Pull out every line below containing the word "meaning".

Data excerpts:
'''
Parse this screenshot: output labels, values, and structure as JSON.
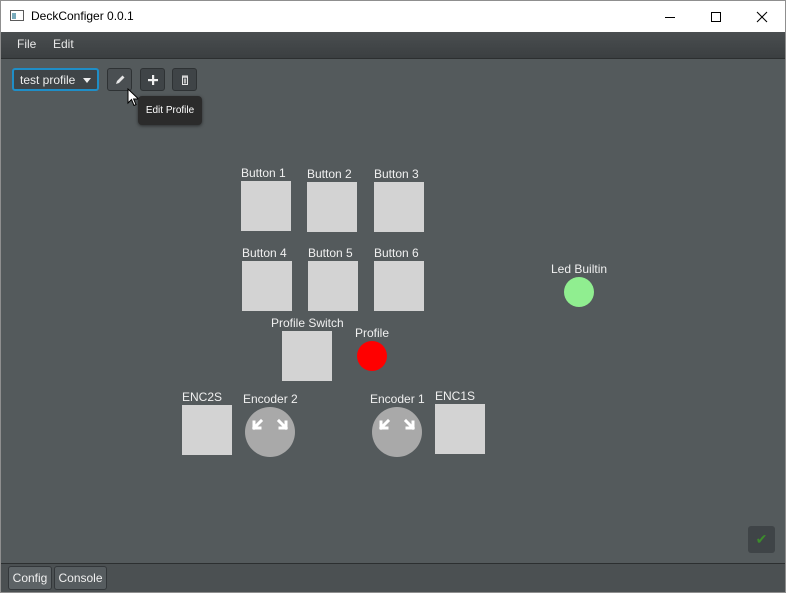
{
  "window": {
    "title": "DeckConfiger 0.0.1"
  },
  "menu": {
    "file": "File",
    "edit": "Edit"
  },
  "toolbar": {
    "profile_selected": "test profile",
    "edit_tooltip": "Edit Profile"
  },
  "elements": {
    "button1": "Button 1",
    "button2": "Button 2",
    "button3": "Button 3",
    "button4": "Button 4",
    "button5": "Button 5",
    "button6": "Button 6",
    "profile_switch": "Profile Switch",
    "profile": "Profile",
    "led_builtin": "Led Builtin",
    "enc2s": "ENC2S",
    "encoder2": "Encoder 2",
    "encoder1": "Encoder 1",
    "enc1s": "ENC1S"
  },
  "colors": {
    "profile_led": "#ff0000",
    "builtin_led": "#90ee90",
    "select_border": "#1f8ec7"
  },
  "tabs": {
    "config": "Config",
    "console": "Console"
  }
}
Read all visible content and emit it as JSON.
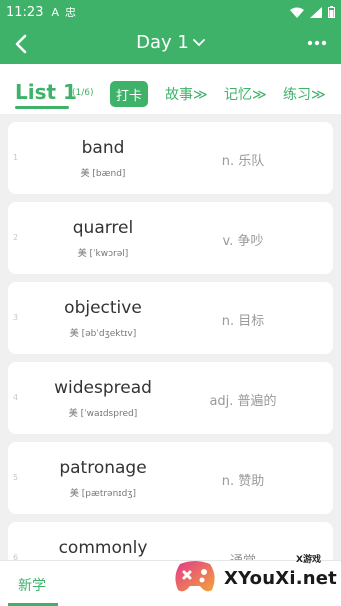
{
  "status": {
    "time": "11:23",
    "icon_a": "A",
    "icon_b": "忠"
  },
  "header": {
    "title": "Day 1"
  },
  "tabs": {
    "list_label": "List 1",
    "list_count": "(1/6)",
    "checkin": "打卡",
    "story": "故事≫",
    "memory": "记忆≫",
    "practice": "练习≫"
  },
  "words": [
    {
      "index": "1",
      "word": "band",
      "phonetic": "美 [bænd]",
      "meaning": "n. 乐队"
    },
    {
      "index": "2",
      "word": "quarrel",
      "phonetic": "美 [ˈkwɔrəl]",
      "meaning": "v. 争吵"
    },
    {
      "index": "3",
      "word": "objective",
      "phonetic": "美 [əbˈdʒektɪv]",
      "meaning": "n. 目标"
    },
    {
      "index": "4",
      "word": "widespread",
      "phonetic": "美 [ˈwaɪdspred]",
      "meaning": "adj. 普遍的"
    },
    {
      "index": "5",
      "word": "patronage",
      "phonetic": "美 [pætrənɪdʒ]",
      "meaning": "n. 赞助"
    },
    {
      "index": "6",
      "word": "commonly",
      "phonetic": "",
      "meaning": "通常"
    }
  ],
  "bottom": {
    "tab_label": "新学"
  },
  "watermark": {
    "text": "XYouXi.net",
    "small": "X游戏"
  },
  "colors": {
    "accent": "#3fb26a",
    "background": "#f0f0f0"
  }
}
'''
Full answer —
      "meaning": "n. 乐队"
      "meaning": "v. 争吵"
      "meaning": "n. 目标"
      "meaning": "adj. 普遍的"
      "meaning": "n. 赞助"
      "meaning": "通常"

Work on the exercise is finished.